**What is expected:**
Retype each record shown below, leaving every character as it is.

Data listing
______________________________

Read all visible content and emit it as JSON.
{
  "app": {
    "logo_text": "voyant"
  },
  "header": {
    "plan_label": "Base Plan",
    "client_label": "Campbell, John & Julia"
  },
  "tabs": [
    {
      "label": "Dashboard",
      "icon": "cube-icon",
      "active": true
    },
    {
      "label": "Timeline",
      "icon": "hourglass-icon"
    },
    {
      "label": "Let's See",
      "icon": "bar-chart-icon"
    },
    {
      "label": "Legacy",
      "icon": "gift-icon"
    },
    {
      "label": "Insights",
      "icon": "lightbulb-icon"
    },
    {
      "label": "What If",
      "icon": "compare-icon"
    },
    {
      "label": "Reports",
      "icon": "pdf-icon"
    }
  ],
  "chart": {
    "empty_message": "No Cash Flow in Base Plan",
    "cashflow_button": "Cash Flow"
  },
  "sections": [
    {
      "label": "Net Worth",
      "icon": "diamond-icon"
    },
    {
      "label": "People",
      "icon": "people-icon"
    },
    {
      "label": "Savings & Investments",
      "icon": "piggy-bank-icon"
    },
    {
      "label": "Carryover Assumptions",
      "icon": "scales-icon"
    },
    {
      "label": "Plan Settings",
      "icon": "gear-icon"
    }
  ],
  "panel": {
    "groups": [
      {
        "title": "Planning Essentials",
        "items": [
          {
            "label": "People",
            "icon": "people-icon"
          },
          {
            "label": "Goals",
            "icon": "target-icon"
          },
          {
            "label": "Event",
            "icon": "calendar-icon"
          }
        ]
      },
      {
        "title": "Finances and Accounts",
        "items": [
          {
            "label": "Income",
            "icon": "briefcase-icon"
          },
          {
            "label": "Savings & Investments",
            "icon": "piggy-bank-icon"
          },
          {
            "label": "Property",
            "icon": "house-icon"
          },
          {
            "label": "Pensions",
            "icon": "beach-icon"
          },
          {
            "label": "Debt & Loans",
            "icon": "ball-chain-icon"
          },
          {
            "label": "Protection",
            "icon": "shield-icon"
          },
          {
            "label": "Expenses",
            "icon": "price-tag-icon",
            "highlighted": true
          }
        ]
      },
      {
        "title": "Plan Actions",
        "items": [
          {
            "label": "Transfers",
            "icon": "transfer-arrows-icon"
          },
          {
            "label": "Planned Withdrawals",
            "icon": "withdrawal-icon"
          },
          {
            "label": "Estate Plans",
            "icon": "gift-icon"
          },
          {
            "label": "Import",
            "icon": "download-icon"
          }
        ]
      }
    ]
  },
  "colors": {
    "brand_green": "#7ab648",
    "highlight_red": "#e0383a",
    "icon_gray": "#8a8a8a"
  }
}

______________________________

**Correct output:**
Read all visible content and emit it as JSON.
{
  "app": {
    "logo_text": "voyant"
  },
  "header": {
    "plan_label": "Base Plan",
    "client_label": "Campbell, John & Julia"
  },
  "tabs": [
    {
      "label": "Dashboard",
      "icon": "cube-icon",
      "active": true
    },
    {
      "label": "Timeline",
      "icon": "hourglass-icon"
    },
    {
      "label": "Let's See",
      "icon": "bar-chart-icon"
    },
    {
      "label": "Legacy",
      "icon": "gift-icon"
    },
    {
      "label": "Insights",
      "icon": "lightbulb-icon"
    },
    {
      "label": "What If",
      "icon": "compare-icon"
    },
    {
      "label": "Reports",
      "icon": "pdf-icon"
    }
  ],
  "chart": {
    "empty_message": "No Cash Flow in Base Plan",
    "cashflow_button": "Cash Flow"
  },
  "sections": [
    {
      "label": "Net Worth",
      "icon": "diamond-icon"
    },
    {
      "label": "People",
      "icon": "people-icon"
    },
    {
      "label": "Savings & Investments",
      "icon": "piggy-bank-icon"
    },
    {
      "label": "Carryover Assumptions",
      "icon": "scales-icon"
    },
    {
      "label": "Plan Settings",
      "icon": "gear-icon"
    }
  ],
  "panel": {
    "groups": [
      {
        "title": "Planning Essentials",
        "items": [
          {
            "label": "People",
            "icon": "people-icon"
          },
          {
            "label": "Goals",
            "icon": "target-icon"
          },
          {
            "label": "Event",
            "icon": "calendar-icon"
          }
        ]
      },
      {
        "title": "Finances and Accounts",
        "items": [
          {
            "label": "Income",
            "icon": "briefcase-icon"
          },
          {
            "label": "Savings & Investments",
            "icon": "piggy-bank-icon"
          },
          {
            "label": "Property",
            "icon": "house-icon"
          },
          {
            "label": "Pensions",
            "icon": "beach-icon"
          },
          {
            "label": "Debt & Loans",
            "icon": "ball-chain-icon"
          },
          {
            "label": "Protection",
            "icon": "shield-icon"
          },
          {
            "label": "Expenses",
            "icon": "price-tag-icon",
            "highlighted": true
          }
        ]
      },
      {
        "title": "Plan Actions",
        "items": [
          {
            "label": "Transfers",
            "icon": "transfer-arrows-icon"
          },
          {
            "label": "Planned Withdrawals",
            "icon": "withdrawal-icon"
          },
          {
            "label": "Estate Plans",
            "icon": "gift-icon"
          },
          {
            "label": "Import",
            "icon": "download-icon"
          }
        ]
      }
    ]
  },
  "colors": {
    "brand_green": "#7ab648",
    "highlight_red": "#e0383a",
    "icon_gray": "#8a8a8a"
  }
}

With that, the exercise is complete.